*** Dataset records ***
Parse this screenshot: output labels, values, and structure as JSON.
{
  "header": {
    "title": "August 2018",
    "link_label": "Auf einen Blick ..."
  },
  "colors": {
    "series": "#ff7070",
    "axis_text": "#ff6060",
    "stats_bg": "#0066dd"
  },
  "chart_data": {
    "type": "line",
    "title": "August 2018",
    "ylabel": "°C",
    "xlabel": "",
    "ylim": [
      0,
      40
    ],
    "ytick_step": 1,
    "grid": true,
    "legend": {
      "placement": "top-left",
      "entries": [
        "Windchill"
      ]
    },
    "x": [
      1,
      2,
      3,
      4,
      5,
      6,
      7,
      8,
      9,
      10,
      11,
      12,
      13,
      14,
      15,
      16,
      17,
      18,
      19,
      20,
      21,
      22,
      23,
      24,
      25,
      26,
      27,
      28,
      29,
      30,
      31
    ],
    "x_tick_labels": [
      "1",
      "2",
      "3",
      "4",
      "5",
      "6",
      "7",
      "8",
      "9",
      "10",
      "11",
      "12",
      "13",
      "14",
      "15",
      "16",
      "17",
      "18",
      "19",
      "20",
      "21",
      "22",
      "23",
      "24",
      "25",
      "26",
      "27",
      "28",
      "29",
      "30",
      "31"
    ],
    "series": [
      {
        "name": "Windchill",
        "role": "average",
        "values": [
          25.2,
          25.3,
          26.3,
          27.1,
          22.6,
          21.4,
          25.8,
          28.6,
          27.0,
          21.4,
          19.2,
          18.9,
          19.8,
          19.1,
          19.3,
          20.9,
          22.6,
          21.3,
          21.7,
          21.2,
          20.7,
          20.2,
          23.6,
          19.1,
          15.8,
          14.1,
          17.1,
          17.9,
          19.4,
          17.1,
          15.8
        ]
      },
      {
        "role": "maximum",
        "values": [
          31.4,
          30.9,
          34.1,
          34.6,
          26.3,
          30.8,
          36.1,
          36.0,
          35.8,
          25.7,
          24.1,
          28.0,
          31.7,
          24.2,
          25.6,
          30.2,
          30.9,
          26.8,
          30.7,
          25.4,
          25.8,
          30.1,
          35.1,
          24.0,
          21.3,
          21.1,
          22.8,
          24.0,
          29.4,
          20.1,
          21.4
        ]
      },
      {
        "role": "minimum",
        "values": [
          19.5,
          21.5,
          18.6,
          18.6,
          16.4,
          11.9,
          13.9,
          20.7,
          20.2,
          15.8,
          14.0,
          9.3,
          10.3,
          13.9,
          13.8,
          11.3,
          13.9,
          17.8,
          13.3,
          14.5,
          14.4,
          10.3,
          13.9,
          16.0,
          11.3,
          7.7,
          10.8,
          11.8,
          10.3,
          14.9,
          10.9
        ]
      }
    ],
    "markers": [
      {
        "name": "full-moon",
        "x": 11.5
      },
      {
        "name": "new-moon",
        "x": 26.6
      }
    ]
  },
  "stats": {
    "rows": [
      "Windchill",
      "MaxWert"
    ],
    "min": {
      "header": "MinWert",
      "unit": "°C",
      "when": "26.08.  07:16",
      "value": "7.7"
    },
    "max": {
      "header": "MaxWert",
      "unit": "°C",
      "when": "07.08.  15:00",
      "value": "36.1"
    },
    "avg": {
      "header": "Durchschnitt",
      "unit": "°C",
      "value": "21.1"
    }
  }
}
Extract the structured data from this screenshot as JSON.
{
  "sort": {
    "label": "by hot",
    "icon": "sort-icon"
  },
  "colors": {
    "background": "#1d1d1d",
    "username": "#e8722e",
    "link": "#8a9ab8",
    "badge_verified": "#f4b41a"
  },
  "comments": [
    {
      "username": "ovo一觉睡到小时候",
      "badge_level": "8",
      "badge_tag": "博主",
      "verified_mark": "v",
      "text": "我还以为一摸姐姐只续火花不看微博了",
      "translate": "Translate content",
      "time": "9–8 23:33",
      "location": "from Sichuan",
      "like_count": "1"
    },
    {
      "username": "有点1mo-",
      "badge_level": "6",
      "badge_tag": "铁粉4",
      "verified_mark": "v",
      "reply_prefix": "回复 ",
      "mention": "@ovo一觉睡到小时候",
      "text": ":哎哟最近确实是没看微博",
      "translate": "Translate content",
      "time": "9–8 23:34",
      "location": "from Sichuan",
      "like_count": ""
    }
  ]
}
***
**Challenge:** Every record should be repeated exactly; please leave none out.

**Final result:**
Parse this screenshot: output labels, values, and structure as JSON.
{
  "header": {
    "title": "August 2018",
    "link_label": "Auf einen Blick ..."
  },
  "colors": {
    "series": "#ff7070",
    "axis_text": "#ff6060",
    "stats_bg": "#0066dd"
  },
  "chart_data": {
    "type": "line",
    "title": "August 2018",
    "ylabel": "°C",
    "xlabel": "",
    "ylim": [
      0,
      40
    ],
    "ytick_step": 1,
    "grid": true,
    "legend": {
      "placement": "top-left",
      "entries": [
        "Windchill"
      ]
    },
    "x": [
      1,
      2,
      3,
      4,
      5,
      6,
      7,
      8,
      9,
      10,
      11,
      12,
      13,
      14,
      15,
      16,
      17,
      18,
      19,
      20,
      21,
      22,
      23,
      24,
      25,
      26,
      27,
      28,
      29,
      30,
      31
    ],
    "x_tick_labels": [
      "1",
      "2",
      "3",
      "4",
      "5",
      "6",
      "7",
      "8",
      "9",
      "10",
      "11",
      "12",
      "13",
      "14",
      "15",
      "16",
      "17",
      "18",
      "19",
      "20",
      "21",
      "22",
      "23",
      "24",
      "25",
      "26",
      "27",
      "28",
      "29",
      "30",
      "31"
    ],
    "series": [
      {
        "name": "Windchill",
        "role": "average",
        "values": [
          25.2,
          25.3,
          26.3,
          27.1,
          22.6,
          21.4,
          25.8,
          28.6,
          27.0,
          21.4,
          19.2,
          18.9,
          19.8,
          19.1,
          19.3,
          20.9,
          22.6,
          21.3,
          21.7,
          21.2,
          20.7,
          20.2,
          23.6,
          19.1,
          15.8,
          14.1,
          17.1,
          17.9,
          19.4,
          17.1,
          15.8
        ]
      },
      {
        "role": "maximum",
        "values": [
          31.4,
          30.9,
          34.1,
          34.6,
          26.3,
          30.8,
          36.1,
          36.0,
          35.8,
          25.7,
          24.1,
          28.0,
          31.7,
          24.2,
          25.6,
          30.2,
          30.9,
          26.8,
          30.7,
          25.4,
          25.8,
          30.1,
          35.1,
          24.0,
          21.3,
          21.1,
          22.8,
          24.0,
          29.4,
          20.1,
          21.4
        ]
      },
      {
        "role": "minimum",
        "values": [
          19.5,
          21.5,
          18.6,
          18.6,
          16.4,
          11.9,
          13.9,
          20.7,
          20.2,
          15.8,
          14.0,
          9.3,
          10.3,
          13.9,
          13.8,
          11.3,
          13.9,
          17.8,
          13.3,
          14.5,
          14.4,
          10.3,
          13.9,
          16.0,
          11.3,
          7.7,
          10.8,
          11.8,
          10.3,
          14.9,
          10.9
        ]
      }
    ],
    "markers": [
      {
        "name": "full-moon",
        "x": 11.5
      },
      {
        "name": "new-moon",
        "x": 26.6
      }
    ]
  },
  "stats": {
    "rows": [
      "Windchill",
      "MaxWert"
    ],
    "min": {
      "header": "MinWert",
      "unit": "°C",
      "when": "26.08.  07:16",
      "value": "7.7"
    },
    "max": {
      "header": "MaxWert",
      "unit": "°C",
      "when": "07.08.  15:00",
      "value": "36.1"
    },
    "avg": {
      "header": "Durchschnitt",
      "unit": "°C",
      "value": "21.1"
    }
  }
}
Extract the structured data from this screenshot as JSON.
{
  "sort": {
    "label": "by hot",
    "icon": "sort-icon"
  },
  "colors": {
    "background": "#1d1d1d",
    "username": "#e8722e",
    "link": "#8a9ab8",
    "badge_verified": "#f4b41a"
  },
  "comments": [
    {
      "username": "ovo一觉睡到小时候",
      "badge_level": "8",
      "badge_tag": "博主",
      "verified_mark": "v",
      "text": "我还以为一摸姐姐只续火花不看微博了",
      "translate": "Translate content",
      "time": "9–8 23:33",
      "location": "from Sichuan",
      "like_count": "1"
    },
    {
      "username": "有点1mo-",
      "badge_level": "6",
      "badge_tag": "铁粉4",
      "verified_mark": "v",
      "reply_prefix": "回复 ",
      "mention": "@ovo一觉睡到小时候",
      "text": ":哎哟最近确实是没看微博",
      "translate": "Translate content",
      "time": "9–8 23:34",
      "location": "from Sichuan",
      "like_count": ""
    }
  ]
}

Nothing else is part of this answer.